- STATED PROBLEM:
Your task is to print all of the data word for word.

- TASK INPUT:
───

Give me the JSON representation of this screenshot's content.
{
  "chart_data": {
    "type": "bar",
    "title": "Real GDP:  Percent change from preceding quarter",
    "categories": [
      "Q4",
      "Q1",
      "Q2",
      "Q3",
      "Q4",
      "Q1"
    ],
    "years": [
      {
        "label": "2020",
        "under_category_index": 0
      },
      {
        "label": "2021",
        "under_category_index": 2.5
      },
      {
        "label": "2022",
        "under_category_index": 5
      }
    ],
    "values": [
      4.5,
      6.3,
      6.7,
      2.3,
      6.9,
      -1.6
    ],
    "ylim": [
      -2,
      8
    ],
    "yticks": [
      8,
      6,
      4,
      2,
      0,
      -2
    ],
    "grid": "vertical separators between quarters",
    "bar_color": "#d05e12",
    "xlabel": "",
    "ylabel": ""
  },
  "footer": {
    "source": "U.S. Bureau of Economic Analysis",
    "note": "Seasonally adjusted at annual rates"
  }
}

───

- OUTPUT FOR THIS EXERCISE:
Give me the JSON representation of this screenshot's content.
{
  "chart_data": {
    "type": "bar",
    "title": "Real GDP:  Percent change from preceding quarter",
    "categories": [
      "Q4",
      "Q1",
      "Q2",
      "Q3",
      "Q4",
      "Q1"
    ],
    "years": [
      {
        "label": "2020",
        "under_category_index": 0
      },
      {
        "label": "2021",
        "under_category_index": 2.5
      },
      {
        "label": "2022",
        "under_category_index": 5
      }
    ],
    "values": [
      4.5,
      6.3,
      6.7,
      2.3,
      6.9,
      -1.6
    ],
    "ylim": [
      -2,
      8
    ],
    "yticks": [
      8,
      6,
      4,
      2,
      0,
      -2
    ],
    "grid": "vertical separators between quarters",
    "bar_color": "#d05e12",
    "xlabel": "",
    "ylabel": ""
  },
  "footer": {
    "source": "U.S. Bureau of Economic Analysis",
    "note": "Seasonally adjusted at annual rates"
  }
}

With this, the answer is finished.